WHAT NEEDS TO BE DONE
Can you transcribe the data exactly? Leave the pictures out.

____ DATA LISTING

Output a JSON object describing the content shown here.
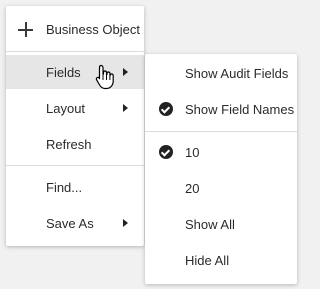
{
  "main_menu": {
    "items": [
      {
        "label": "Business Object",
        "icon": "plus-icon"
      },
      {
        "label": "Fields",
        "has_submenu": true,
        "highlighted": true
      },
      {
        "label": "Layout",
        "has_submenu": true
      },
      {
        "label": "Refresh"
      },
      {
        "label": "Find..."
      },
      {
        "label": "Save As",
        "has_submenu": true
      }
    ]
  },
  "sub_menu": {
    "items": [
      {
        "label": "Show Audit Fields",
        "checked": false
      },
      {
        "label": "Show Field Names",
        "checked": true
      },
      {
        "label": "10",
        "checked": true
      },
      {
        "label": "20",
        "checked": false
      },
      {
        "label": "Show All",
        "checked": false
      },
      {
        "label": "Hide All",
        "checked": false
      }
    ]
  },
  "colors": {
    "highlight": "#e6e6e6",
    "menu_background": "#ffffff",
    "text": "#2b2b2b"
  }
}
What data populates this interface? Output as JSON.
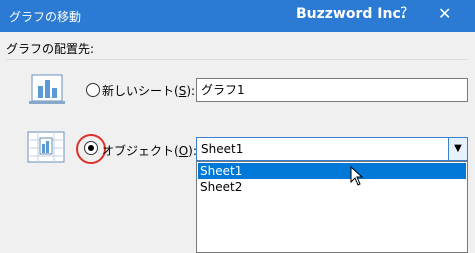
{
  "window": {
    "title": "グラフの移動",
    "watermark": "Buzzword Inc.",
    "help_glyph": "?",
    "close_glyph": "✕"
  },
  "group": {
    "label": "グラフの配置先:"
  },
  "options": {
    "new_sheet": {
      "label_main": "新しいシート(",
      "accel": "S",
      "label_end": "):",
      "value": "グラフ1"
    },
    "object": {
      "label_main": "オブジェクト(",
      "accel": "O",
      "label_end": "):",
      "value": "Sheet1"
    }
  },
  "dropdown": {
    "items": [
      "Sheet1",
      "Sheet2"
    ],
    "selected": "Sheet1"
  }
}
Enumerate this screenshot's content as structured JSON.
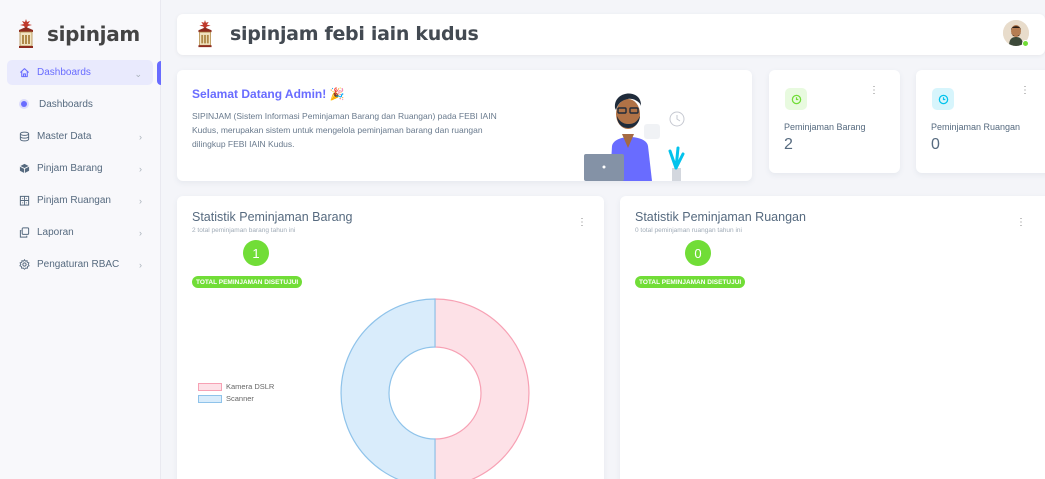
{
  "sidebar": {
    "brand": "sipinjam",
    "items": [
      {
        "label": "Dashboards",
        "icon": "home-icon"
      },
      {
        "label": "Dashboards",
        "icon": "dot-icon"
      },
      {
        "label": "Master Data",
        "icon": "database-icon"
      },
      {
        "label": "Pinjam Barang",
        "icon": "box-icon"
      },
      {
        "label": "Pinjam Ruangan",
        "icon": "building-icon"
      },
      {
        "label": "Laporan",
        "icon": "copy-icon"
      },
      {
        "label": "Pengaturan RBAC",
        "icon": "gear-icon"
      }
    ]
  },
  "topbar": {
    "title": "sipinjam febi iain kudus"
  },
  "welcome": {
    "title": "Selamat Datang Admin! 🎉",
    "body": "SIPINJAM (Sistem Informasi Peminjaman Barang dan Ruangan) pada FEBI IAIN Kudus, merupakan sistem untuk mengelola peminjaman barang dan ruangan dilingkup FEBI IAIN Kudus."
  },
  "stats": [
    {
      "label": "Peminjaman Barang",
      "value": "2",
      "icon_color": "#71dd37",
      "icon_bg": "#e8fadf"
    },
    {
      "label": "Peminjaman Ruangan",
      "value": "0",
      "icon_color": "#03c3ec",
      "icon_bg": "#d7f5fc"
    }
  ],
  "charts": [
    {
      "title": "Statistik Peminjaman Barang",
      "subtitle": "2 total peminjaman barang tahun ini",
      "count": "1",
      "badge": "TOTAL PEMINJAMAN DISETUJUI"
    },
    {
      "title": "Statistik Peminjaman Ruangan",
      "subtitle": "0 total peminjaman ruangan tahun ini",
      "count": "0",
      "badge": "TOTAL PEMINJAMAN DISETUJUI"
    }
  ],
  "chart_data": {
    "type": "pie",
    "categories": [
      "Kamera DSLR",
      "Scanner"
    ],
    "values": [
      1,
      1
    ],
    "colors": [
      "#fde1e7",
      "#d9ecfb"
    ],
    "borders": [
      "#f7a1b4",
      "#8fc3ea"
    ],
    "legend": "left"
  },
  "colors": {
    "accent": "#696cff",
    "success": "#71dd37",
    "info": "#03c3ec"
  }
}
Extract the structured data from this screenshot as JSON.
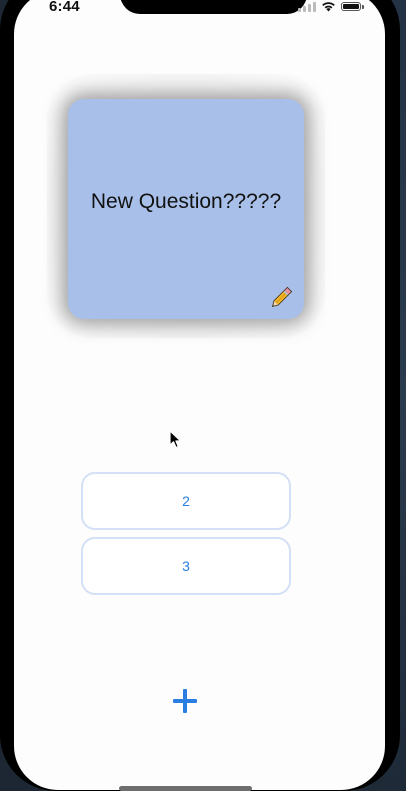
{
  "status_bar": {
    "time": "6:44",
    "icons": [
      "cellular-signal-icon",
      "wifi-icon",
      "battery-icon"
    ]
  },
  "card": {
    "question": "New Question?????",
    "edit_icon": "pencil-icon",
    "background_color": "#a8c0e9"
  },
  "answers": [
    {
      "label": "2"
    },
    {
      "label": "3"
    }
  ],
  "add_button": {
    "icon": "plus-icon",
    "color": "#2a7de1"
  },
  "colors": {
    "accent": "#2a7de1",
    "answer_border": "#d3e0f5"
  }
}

________

EXERCISE OUTPUT
Output a JSON object describing the content shown here.
{
  "main_menu": {
    "items": [
      {
        "label": "Business Object",
        "icon": "plus-icon"
      },
      {
        "label": "Fields",
        "has_submenu": true,
        "highlighted": true
      },
      {
        "label": "Layout",
        "has_submenu": true
      },
      {
        "label": "Refresh"
      },
      {
        "label": "Find..."
      },
      {
        "label": "Save As",
        "has_submenu": true
      }
    ]
  },
  "sub_menu": {
    "items": [
      {
        "label": "Show Audit Fields",
        "checked": false
      },
      {
        "label": "Show Field Names",
        "checked": true
      },
      {
        "label": "10",
        "checked": true
      },
      {
        "label": "20",
        "checked": false
      },
      {
        "label": "Show All",
        "checked": false
      },
      {
        "label": "Hide All",
        "checked": false
      }
    ]
  },
  "colors": {
    "highlight": "#e6e6e6",
    "menu_background": "#ffffff",
    "text": "#2b2b2b"
  }
}
What data populates this interface? Output as JSON.
{
  "window": {
    "title": "グラフの移動",
    "watermark": "Buzzword Inc.",
    "help_glyph": "?",
    "close_glyph": "✕"
  },
  "group": {
    "label": "グラフの配置先:"
  },
  "options": {
    "new_sheet": {
      "label_main": "新しいシート(",
      "accel": "S",
      "label_end": "):",
      "value": "グラフ1"
    },
    "object": {
      "label_main": "オブジェクト(",
      "accel": "O",
      "label_end": "):",
      "value": "Sheet1"
    }
  },
  "dropdown": {
    "items": [
      "Sheet1",
      "Sheet2"
    ],
    "selected": "Sheet1"
  }
}
Enumerate this screenshot's content as structured JSON.
{
  "sidebar": {
    "brand": "sipinjam",
    "items": [
      {
        "label": "Dashboards",
        "icon": "home-icon"
      },
      {
        "label": "Dashboards",
        "icon": "dot-icon"
      },
      {
        "label": "Master Data",
        "icon": "database-icon"
      },
      {
        "label": "Pinjam Barang",
        "icon": "box-icon"
      },
      {
        "label": "Pinjam Ruangan",
        "icon": "building-icon"
      },
      {
        "label": "Laporan",
        "icon": "copy-icon"
      },
      {
        "label": "Pengaturan RBAC",
        "icon": "gear-icon"
      }
    ]
  },
  "topbar": {
    "title": "sipinjam febi iain kudus"
  },
  "welcome": {
    "title": "Selamat Datang Admin! 🎉",
    "body": "SIPINJAM (Sistem Informasi Peminjaman Barang dan Ruangan) pada FEBI IAIN Kudus, merupakan sistem untuk mengelola peminjaman barang dan ruangan dilingkup FEBI IAIN Kudus."
  },
  "stats": [
    {
      "label": "Peminjaman Barang",
      "value": "2",
      "icon_color": "#71dd37",
      "icon_bg": "#e8fadf"
    },
    {
      "label": "Peminjaman Ruangan",
      "value": "0",
      "icon_color": "#03c3ec",
      "icon_bg": "#d7f5fc"
    }
  ],
  "charts": [
    {
      "title": "Statistik Peminjaman Barang",
      "subtitle": "2 total peminjaman barang tahun ini",
      "count": "1",
      "badge": "TOTAL PEMINJAMAN DISETUJUI"
    },
    {
      "title": "Statistik Peminjaman Ruangan",
      "subtitle": "0 total peminjaman ruangan tahun ini",
      "count": "0",
      "badge": "TOTAL PEMINJAMAN DISETUJUI"
    }
  ],
  "chart_data": {
    "type": "pie",
    "categories": [
      "Kamera DSLR",
      "Scanner"
    ],
    "values": [
      1,
      1
    ],
    "colors": [
      "#fde1e7",
      "#d9ecfb"
    ],
    "borders": [
      "#f7a1b4",
      "#8fc3ea"
    ],
    "legend": "left"
  },
  "colors": {
    "accent": "#696cff",
    "success": "#71dd37",
    "info": "#03c3ec"
  }
}
Extract the structured data from this screenshot as JSON.
{
  "status_bar": {
    "time": "6:44",
    "icons": [
      "cellular-signal-icon",
      "wifi-icon",
      "battery-icon"
    ]
  },
  "card": {
    "question": "New Question?????",
    "edit_icon": "pencil-icon",
    "background_color": "#a8c0e9"
  },
  "answers": [
    {
      "label": "2"
    },
    {
      "label": "3"
    }
  ],
  "add_button": {
    "icon": "plus-icon",
    "color": "#2a7de1"
  },
  "colors": {
    "accent": "#2a7de1",
    "answer_border": "#d3e0f5"
  }
}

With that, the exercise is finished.